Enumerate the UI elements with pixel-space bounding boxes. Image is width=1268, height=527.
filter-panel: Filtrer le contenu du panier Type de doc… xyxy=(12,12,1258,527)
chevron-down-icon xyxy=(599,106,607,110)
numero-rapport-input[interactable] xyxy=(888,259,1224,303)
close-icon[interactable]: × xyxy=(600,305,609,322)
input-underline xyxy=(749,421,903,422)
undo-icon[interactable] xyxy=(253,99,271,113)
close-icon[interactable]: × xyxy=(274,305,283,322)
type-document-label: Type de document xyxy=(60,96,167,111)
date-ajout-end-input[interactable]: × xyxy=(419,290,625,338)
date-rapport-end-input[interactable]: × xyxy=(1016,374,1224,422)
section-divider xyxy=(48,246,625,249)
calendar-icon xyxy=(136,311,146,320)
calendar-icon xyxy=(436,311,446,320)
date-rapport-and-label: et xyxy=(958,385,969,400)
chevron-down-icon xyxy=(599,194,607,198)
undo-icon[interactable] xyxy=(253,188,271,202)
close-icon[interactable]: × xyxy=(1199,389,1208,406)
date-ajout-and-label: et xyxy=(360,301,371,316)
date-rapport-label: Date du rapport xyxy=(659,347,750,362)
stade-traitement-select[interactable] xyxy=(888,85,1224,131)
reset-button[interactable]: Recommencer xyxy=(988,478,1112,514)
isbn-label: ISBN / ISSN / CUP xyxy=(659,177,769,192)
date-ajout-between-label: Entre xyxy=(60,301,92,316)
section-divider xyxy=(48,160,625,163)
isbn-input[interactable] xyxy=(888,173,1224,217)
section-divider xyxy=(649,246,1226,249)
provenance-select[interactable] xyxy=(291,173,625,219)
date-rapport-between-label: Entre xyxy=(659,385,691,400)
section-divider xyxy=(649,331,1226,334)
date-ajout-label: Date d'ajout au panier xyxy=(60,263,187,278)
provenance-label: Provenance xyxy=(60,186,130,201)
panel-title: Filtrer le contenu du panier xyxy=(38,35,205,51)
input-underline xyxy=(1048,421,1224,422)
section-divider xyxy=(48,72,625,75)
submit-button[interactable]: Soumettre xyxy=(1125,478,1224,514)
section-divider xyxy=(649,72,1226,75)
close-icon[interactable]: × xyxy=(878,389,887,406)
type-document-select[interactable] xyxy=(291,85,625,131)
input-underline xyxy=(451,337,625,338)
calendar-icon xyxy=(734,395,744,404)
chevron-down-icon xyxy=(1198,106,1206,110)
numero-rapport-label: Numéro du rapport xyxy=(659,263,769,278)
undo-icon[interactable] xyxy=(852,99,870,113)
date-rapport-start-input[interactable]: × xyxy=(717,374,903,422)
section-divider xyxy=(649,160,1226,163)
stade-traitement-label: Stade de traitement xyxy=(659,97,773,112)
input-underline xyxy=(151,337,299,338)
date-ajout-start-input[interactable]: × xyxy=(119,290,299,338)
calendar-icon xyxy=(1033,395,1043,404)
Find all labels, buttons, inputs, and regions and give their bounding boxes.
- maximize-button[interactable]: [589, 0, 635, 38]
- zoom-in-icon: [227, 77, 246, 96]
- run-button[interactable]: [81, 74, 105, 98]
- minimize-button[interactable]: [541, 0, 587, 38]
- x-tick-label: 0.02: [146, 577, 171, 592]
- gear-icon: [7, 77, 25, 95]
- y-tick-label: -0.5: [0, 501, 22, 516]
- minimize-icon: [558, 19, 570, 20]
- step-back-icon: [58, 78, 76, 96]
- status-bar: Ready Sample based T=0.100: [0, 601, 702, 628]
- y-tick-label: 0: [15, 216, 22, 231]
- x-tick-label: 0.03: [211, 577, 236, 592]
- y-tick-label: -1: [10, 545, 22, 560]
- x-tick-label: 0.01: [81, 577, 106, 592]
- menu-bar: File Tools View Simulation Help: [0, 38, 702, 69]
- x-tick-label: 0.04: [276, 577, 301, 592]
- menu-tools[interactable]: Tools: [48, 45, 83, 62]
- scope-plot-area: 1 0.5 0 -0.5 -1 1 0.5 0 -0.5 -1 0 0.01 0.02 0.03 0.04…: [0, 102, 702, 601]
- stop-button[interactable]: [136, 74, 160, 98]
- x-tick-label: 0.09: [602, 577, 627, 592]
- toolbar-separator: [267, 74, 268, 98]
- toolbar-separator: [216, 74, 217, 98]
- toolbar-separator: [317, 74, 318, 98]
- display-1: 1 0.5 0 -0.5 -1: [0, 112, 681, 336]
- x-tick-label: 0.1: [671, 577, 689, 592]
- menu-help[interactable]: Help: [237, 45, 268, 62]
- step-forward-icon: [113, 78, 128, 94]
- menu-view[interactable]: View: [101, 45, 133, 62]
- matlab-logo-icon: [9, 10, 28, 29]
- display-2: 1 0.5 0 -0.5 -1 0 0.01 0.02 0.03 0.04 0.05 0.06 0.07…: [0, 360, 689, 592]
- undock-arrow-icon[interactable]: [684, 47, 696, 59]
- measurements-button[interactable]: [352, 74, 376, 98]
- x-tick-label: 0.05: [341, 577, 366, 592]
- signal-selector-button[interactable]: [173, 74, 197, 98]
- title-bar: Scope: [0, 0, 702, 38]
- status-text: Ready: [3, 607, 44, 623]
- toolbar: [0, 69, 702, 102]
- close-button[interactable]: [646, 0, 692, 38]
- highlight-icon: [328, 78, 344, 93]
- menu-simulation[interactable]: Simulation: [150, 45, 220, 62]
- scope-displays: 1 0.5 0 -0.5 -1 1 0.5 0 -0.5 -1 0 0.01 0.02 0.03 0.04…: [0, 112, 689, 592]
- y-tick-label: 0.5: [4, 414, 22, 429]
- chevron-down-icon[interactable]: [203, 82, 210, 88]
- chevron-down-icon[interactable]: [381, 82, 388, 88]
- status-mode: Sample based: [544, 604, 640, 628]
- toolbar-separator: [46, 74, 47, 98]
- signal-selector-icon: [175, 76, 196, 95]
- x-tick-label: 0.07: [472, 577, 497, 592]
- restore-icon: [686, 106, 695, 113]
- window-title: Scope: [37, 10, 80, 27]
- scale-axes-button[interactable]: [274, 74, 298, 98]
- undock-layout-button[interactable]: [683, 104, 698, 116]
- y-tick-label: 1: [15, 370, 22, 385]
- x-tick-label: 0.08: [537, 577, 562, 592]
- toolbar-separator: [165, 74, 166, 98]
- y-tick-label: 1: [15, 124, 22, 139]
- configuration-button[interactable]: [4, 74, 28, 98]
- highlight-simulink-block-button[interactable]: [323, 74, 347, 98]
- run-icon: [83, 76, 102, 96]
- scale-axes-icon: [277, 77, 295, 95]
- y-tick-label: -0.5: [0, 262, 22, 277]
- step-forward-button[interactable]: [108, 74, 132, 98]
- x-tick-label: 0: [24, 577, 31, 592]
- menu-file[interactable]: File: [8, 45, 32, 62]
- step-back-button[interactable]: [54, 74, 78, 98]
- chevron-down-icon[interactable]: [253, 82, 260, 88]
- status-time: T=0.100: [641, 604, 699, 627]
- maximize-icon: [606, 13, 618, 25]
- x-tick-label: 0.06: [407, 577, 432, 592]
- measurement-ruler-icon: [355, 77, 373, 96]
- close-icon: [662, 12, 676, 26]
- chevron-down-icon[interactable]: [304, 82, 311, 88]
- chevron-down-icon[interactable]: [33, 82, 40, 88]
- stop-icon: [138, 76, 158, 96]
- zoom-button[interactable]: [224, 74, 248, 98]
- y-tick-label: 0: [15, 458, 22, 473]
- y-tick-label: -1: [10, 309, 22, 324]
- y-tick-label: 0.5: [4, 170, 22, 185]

TO DO:
Write out all the material again, switching every "chevron-down-icon" to "dropdown-arrow-icon" and leaving everything else unchanged.

TASK OUTPUT:
Enumerate the UI elements with pixel-space bounding boxes. Image is width=1268, height=527.
filter-panel: Filtrer le contenu du panier Type de doc… xyxy=(12,12,1258,527)
dropdown-arrow-icon xyxy=(599,106,607,110)
numero-rapport-input[interactable] xyxy=(888,259,1224,303)
close-icon[interactable]: × xyxy=(600,305,609,322)
input-underline xyxy=(749,421,903,422)
undo-icon[interactable] xyxy=(253,99,271,113)
close-icon[interactable]: × xyxy=(274,305,283,322)
type-document-label: Type de document xyxy=(60,96,167,111)
date-ajout-end-input[interactable]: × xyxy=(419,290,625,338)
date-rapport-end-input[interactable]: × xyxy=(1016,374,1224,422)
section-divider xyxy=(48,246,625,249)
calendar-icon xyxy=(136,311,146,320)
calendar-icon xyxy=(436,311,446,320)
date-rapport-and-label: et xyxy=(958,385,969,400)
dropdown-arrow-icon xyxy=(599,194,607,198)
undo-icon[interactable] xyxy=(253,188,271,202)
close-icon[interactable]: × xyxy=(1199,389,1208,406)
date-ajout-and-label: et xyxy=(360,301,371,316)
date-rapport-label: Date du rapport xyxy=(659,347,750,362)
stade-traitement-select[interactable] xyxy=(888,85,1224,131)
reset-button[interactable]: Recommencer xyxy=(988,478,1112,514)
isbn-label: ISBN / ISSN / CUP xyxy=(659,177,769,192)
date-ajout-between-label: Entre xyxy=(60,301,92,316)
section-divider xyxy=(48,160,625,163)
isbn-input[interactable] xyxy=(888,173,1224,217)
section-divider xyxy=(649,246,1226,249)
provenance-select[interactable] xyxy=(291,173,625,219)
date-rapport-between-label: Entre xyxy=(659,385,691,400)
section-divider xyxy=(649,331,1226,334)
date-ajout-label: Date d'ajout au panier xyxy=(60,263,187,278)
provenance-label: Provenance xyxy=(60,186,130,201)
panel-title: Filtrer le contenu du panier xyxy=(38,35,205,51)
input-underline xyxy=(1048,421,1224,422)
section-divider xyxy=(48,72,625,75)
submit-button[interactable]: Soumettre xyxy=(1125,478,1224,514)
section-divider xyxy=(649,72,1226,75)
close-icon[interactable]: × xyxy=(878,389,887,406)
type-document-select[interactable] xyxy=(291,85,625,131)
input-underline xyxy=(451,337,625,338)
calendar-icon xyxy=(734,395,744,404)
dropdown-arrow-icon xyxy=(1198,106,1206,110)
numero-rapport-label: Numéro du rapport xyxy=(659,263,769,278)
undo-icon[interactable] xyxy=(852,99,870,113)
date-rapport-start-input[interactable]: × xyxy=(717,374,903,422)
section-divider xyxy=(649,160,1226,163)
stade-traitement-label: Stade de traitement xyxy=(659,97,773,112)
input-underline xyxy=(151,337,299,338)
date-ajout-start-input[interactable]: × xyxy=(119,290,299,338)
calendar-icon xyxy=(1033,395,1043,404)
Find all labels, buttons, inputs, and regions and give their bounding boxes.
- maximize-button[interactable]: [589, 0, 635, 38]
- zoom-in-icon: [227, 77, 246, 96]
- run-button[interactable]: [81, 74, 105, 98]
- minimize-button[interactable]: [541, 0, 587, 38]
- x-tick-label: 0.02: [146, 577, 171, 592]
- gear-icon: [7, 77, 25, 95]
- y-tick-label: -0.5: [0, 501, 22, 516]
- minimize-icon: [558, 19, 570, 20]
- step-back-icon: [58, 78, 76, 96]
- status-bar: Ready Sample based T=0.100: [0, 601, 702, 628]
- y-tick-label: 0: [15, 216, 22, 231]
- x-tick-label: 0.03: [211, 577, 236, 592]
- y-tick-label: -1: [10, 545, 22, 560]
- x-tick-label: 0.01: [81, 577, 106, 592]
- menu-bar: File Tools View Simulation Help: [0, 38, 702, 69]
- x-tick-label: 0.04: [276, 577, 301, 592]
- menu-tools[interactable]: Tools: [48, 45, 83, 62]
- scope-plot-area: 1 0.5 0 -0.5 -1 1 0.5 0 -0.5 -1 0 0.01 0.02 0.03 0.04…: [0, 102, 702, 601]
- stop-button[interactable]: [136, 74, 160, 98]
- x-tick-label: 0.09: [602, 577, 627, 592]
- toolbar-separator: [267, 74, 268, 98]
- toolbar-separator: [216, 74, 217, 98]
- toolbar-separator: [317, 74, 318, 98]
- display-1: 1 0.5 0 -0.5 -1: [0, 112, 681, 336]
- x-tick-label: 0.1: [671, 577, 689, 592]
- menu-help[interactable]: Help: [237, 45, 268, 62]
- step-forward-icon: [113, 78, 128, 94]
- menu-view[interactable]: View: [101, 45, 133, 62]
- matlab-logo-icon: [9, 10, 28, 29]
- display-2: 1 0.5 0 -0.5 -1 0 0.01 0.02 0.03 0.04 0.05 0.06 0.07…: [0, 360, 689, 592]
- undock-arrow-icon[interactable]: [684, 47, 696, 59]
- measurements-button[interactable]: [352, 74, 376, 98]
- x-tick-label: 0.05: [341, 577, 366, 592]
- signal-selector-button[interactable]: [173, 74, 197, 98]
- title-bar: Scope: [0, 0, 702, 38]
- status-text: Ready: [3, 607, 44, 623]
- toolbar: [0, 69, 702, 102]
- close-button[interactable]: [646, 0, 692, 38]
- highlight-icon: [328, 78, 344, 93]
- menu-simulation[interactable]: Simulation: [150, 45, 220, 62]
- scope-displays: 1 0.5 0 -0.5 -1 1 0.5 0 -0.5 -1 0 0.01 0.02 0.03 0.04…: [0, 112, 689, 592]
- y-tick-label: 0.5: [4, 414, 22, 429]
- dropdown-arrow-icon[interactable]: [203, 82, 210, 88]
- dropdown-arrow-icon[interactable]: [381, 82, 388, 88]
- status-mode: Sample based: [544, 604, 640, 628]
- toolbar-separator: [46, 74, 47, 98]
- signal-selector-icon: [175, 76, 196, 95]
- x-tick-label: 0.07: [472, 577, 497, 592]
- restore-icon: [686, 106, 695, 113]
- window-title: Scope: [37, 10, 80, 27]
- scale-axes-button[interactable]: [274, 74, 298, 98]
- undock-layout-button[interactable]: [683, 104, 698, 116]
- y-tick-label: 1: [15, 370, 22, 385]
- x-tick-label: 0.08: [537, 577, 562, 592]
- toolbar-separator: [165, 74, 166, 98]
- y-tick-label: 1: [15, 124, 22, 139]
- configuration-button[interactable]: [4, 74, 28, 98]
- highlight-simulink-block-button[interactable]: [323, 74, 347, 98]
- run-icon: [83, 76, 102, 96]
- scale-axes-icon: [277, 77, 295, 95]
- y-tick-label: -0.5: [0, 262, 22, 277]
- step-forward-button[interactable]: [108, 74, 132, 98]
- x-tick-label: 0: [24, 577, 31, 592]
- menu-file[interactable]: File: [8, 45, 32, 62]
- step-back-button[interactable]: [54, 74, 78, 98]
- dropdown-arrow-icon[interactable]: [253, 82, 260, 88]
- status-time: T=0.100: [641, 604, 699, 627]
- maximize-icon: [606, 13, 618, 25]
- x-tick-label: 0.06: [407, 577, 432, 592]
- measurement-ruler-icon: [355, 77, 373, 96]
- close-icon: [662, 12, 676, 26]
- dropdown-arrow-icon[interactable]: [304, 82, 311, 88]
- dropdown-arrow-icon[interactable]: [33, 82, 40, 88]
- stop-icon: [138, 76, 158, 96]
- zoom-button[interactable]: [224, 74, 248, 98]
- y-tick-label: 0: [15, 458, 22, 473]
- y-tick-label: -1: [10, 309, 22, 324]
- y-tick-label: 0.5: [4, 170, 22, 185]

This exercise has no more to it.